=== Set problem ===
Return all of the lines below exactly as they are.

[Stored dataset items]
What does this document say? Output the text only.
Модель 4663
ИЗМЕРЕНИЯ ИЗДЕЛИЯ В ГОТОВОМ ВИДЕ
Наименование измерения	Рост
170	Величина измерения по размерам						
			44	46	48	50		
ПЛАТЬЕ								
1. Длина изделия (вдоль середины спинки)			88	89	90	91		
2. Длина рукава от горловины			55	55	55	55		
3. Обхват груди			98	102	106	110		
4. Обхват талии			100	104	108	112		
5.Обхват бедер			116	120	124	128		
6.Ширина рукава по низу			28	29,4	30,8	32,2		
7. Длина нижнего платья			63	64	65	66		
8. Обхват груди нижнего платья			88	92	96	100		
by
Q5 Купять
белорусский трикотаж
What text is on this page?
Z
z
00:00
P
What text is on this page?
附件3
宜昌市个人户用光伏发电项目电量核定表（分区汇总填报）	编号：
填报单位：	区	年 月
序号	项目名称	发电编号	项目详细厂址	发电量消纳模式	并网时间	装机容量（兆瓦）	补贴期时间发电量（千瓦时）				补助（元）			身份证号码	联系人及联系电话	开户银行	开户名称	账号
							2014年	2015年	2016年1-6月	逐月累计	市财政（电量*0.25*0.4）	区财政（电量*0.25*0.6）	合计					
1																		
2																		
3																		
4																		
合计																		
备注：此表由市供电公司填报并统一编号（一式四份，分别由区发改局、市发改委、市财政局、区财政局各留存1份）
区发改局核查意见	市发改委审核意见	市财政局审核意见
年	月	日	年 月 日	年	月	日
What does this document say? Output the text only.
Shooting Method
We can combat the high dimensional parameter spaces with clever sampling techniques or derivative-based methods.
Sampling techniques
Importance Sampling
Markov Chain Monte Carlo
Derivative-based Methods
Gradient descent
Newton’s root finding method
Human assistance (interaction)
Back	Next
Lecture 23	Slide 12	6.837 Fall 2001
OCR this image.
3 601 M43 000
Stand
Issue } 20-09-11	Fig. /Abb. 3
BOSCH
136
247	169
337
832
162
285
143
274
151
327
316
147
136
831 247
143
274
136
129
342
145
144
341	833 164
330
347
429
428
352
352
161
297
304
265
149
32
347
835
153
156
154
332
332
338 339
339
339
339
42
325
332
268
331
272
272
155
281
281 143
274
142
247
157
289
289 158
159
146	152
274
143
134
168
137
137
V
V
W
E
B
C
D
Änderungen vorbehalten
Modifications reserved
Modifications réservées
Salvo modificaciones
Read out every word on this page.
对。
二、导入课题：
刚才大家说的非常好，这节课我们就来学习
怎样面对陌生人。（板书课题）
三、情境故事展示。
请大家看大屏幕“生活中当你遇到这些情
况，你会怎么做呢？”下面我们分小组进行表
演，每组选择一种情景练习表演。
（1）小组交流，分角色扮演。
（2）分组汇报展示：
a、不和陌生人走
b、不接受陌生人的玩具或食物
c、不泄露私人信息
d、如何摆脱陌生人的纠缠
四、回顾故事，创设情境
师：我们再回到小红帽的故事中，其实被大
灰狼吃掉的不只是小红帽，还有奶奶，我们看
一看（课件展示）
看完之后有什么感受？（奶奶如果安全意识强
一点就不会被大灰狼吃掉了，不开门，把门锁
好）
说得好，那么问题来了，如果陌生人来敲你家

=== Exercise result ===
What does this document say? Output the text only.
Модель 4663
ИЗМЕРЕНИЯ ИЗДЕЛИЯ В ГОТОВОМ ВИДЕ
Наименование измерения	Рост
170	Величина измерения по размерам						
			44	46	48	50		
ПЛАТЬЕ								
1. Длина изделия (вдоль середины спинки)			88	89	90	91		
2. Длина рукава от горловины			55	55	55	55		
3. Обхват груди			98	102	106	110		
4. Обхват талии			100	104	108	112		
5.Обхват бедер			116	120	124	128		
6.Ширина рукава по низу			28	29,4	30,8	32,2		
7. Длина нижнего платья			63	64	65	66		
8. Обхват груди нижнего платья			88	92	96	100		
by
Q5 Купять
белорусский трикотаж
What text is on this page?
Z
z
00:00
P
What text is on this page?
附件3
宜昌市个人户用光伏发电项目电量核定表（分区汇总填报）	编号：
填报单位：	区	年 月
序号	项目名称	发电编号	项目详细厂址	发电量消纳模式	并网时间	装机容量（兆瓦）	补贴期时间发电量（千瓦时）				补助（元）			身份证号码	联系人及联系电话	开户银行	开户名称	账号
							2014年	2015年	2016年1-6月	逐月累计	市财政（电量*0.25*0.4）	区财政（电量*0.25*0.6）	合计					
1																		
2																		
3																		
4																		
合计																		
备注：此表由市供电公司填报并统一编号（一式四份，分别由区发改局、市发改委、市财政局、区财政局各留存1份）
区发改局核查意见	市发改委审核意见	市财政局审核意见
年	月	日	年 月 日	年	月	日
What does this document say? Output the text only.
Shooting Method
We can combat the high dimensional parameter spaces with clever sampling techniques or derivative-based methods.
Sampling techniques
Importance Sampling
Markov Chain Monte Carlo
Derivative-based Methods
Gradient descent
Newton’s root finding method
Human assistance (interaction)
Back	Next
Lecture 23	Slide 12	6.837 Fall 2001
OCR this image.
3 601 M43 000
Stand
Issue } 20-09-11	Fig. /Abb. 3
BOSCH
136
247	169
337
832
162
285
143
274
151
327
316
147
136
831 247
143
274
136
129
342
145
144
341	833 164
330
347
429
428
352
352
161
297
304
265
149
32
347
835
153
156
154
332
332
338 339
339
339
339
42
325
332
268
331
272
272
155
281
281 143
274
142
247
157
289
289 158
159
146	152
274
143
134
168
137
137
V
V
W
E
B
C
D
Änderungen vorbehalten
Modifications reserved
Modifications réservées
Salvo modificaciones
Read out every word on this page.
对。
二、导入课题：
刚才大家说的非常好，这节课我们就来学习
怎样面对陌生人。（板书课题）
三、情境故事展示。
请大家看大屏幕“生活中当你遇到这些情
况，你会怎么做呢？”下面我们分小组进行表
演，每组选择一种情景练习表演。
（1）小组交流，分角色扮演。
（2）分组汇报展示：
a、不和陌生人走
b、不接受陌生人的玩具或食物
c、不泄露私人信息
d、如何摆脱陌生人的纠缠
四、回顾故事，创设情境
师：我们再回到小红帽的故事中，其实被大
灰狼吃掉的不只是小红帽，还有奶奶，我们看
一看（课件展示）
看完之后有什么感受？（奶奶如果安全意识强
一点就不会被大灰狼吃掉了，不开门，把门锁
好）
说得好，那么问题来了，如果陌生人来敲你家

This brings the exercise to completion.